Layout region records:
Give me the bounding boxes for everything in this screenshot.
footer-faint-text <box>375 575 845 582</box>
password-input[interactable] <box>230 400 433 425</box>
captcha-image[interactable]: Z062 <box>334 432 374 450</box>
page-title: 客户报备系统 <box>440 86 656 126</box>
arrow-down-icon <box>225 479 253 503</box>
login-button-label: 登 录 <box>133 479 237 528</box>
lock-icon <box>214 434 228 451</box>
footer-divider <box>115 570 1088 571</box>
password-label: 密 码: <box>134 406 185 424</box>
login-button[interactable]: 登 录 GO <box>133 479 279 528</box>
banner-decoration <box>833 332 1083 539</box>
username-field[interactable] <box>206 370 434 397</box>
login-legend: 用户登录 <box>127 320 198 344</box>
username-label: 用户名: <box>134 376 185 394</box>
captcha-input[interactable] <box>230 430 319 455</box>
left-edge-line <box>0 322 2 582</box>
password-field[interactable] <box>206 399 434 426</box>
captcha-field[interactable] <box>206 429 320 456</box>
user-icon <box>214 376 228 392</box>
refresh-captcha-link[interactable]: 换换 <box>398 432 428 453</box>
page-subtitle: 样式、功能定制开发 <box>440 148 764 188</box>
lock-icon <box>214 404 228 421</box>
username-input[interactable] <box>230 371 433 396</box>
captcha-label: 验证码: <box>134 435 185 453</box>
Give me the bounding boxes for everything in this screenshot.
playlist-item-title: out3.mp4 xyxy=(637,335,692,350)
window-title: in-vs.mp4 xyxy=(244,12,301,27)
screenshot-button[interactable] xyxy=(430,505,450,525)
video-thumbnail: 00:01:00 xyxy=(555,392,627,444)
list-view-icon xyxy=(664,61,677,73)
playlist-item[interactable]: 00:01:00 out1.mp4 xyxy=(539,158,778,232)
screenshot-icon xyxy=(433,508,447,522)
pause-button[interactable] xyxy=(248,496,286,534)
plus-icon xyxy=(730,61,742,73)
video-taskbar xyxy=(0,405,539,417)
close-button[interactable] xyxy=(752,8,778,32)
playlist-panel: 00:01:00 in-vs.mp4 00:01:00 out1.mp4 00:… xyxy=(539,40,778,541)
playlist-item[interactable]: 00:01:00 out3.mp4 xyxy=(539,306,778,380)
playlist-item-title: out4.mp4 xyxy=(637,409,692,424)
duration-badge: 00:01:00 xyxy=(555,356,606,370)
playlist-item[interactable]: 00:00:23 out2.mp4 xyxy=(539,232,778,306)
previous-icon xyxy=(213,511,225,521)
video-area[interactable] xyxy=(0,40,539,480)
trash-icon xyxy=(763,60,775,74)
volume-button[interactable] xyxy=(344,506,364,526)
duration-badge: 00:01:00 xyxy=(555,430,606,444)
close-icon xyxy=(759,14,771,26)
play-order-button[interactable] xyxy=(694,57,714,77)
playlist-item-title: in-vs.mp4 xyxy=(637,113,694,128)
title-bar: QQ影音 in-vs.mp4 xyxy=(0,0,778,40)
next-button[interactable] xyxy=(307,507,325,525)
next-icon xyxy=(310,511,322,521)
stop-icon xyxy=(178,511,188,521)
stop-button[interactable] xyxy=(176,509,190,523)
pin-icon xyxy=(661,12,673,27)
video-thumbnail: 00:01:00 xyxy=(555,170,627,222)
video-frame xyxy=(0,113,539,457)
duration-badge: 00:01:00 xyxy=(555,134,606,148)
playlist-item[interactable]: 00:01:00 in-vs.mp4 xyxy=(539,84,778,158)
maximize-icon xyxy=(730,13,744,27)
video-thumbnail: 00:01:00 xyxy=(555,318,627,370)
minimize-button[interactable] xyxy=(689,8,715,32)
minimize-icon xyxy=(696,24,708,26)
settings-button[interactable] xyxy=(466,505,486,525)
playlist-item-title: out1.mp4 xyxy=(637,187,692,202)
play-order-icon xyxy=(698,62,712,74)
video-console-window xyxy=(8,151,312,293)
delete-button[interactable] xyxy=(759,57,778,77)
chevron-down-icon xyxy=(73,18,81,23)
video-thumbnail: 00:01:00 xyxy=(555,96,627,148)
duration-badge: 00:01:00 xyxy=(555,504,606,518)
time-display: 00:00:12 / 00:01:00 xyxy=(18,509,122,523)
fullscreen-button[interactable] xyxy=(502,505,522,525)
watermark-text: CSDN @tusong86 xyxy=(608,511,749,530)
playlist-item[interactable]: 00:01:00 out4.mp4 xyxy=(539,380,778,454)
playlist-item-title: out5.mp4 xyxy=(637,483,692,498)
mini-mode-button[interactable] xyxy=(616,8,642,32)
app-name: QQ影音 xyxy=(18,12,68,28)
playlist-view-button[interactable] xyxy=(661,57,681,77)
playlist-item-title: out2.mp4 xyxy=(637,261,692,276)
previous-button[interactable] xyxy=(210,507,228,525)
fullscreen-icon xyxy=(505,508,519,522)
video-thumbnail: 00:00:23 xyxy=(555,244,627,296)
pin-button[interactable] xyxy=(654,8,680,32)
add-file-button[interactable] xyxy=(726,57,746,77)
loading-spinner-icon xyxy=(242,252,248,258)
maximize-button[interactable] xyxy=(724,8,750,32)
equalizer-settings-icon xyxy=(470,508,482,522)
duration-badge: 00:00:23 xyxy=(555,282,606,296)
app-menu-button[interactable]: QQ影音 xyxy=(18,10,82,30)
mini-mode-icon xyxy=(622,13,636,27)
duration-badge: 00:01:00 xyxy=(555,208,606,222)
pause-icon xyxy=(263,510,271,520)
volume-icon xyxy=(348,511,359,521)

Exercise directions: Reproduce the lines verbatim from the start of the records through the line containing "password-label: 密 码: <box>134", including both ends.

Solution to this exercise:
Give me the bounding boxes for everything in this screenshot.
footer-faint-text <box>375 575 845 582</box>
password-input[interactable] <box>230 400 433 425</box>
captcha-image[interactable]: Z062 <box>334 432 374 450</box>
page-title: 客户报备系统 <box>440 86 656 126</box>
arrow-down-icon <box>225 479 253 503</box>
login-button-label: 登 录 <box>133 479 237 528</box>
lock-icon <box>214 434 228 451</box>
footer-divider <box>115 570 1088 571</box>
password-label: 密 码: <box>134 406 185 424</box>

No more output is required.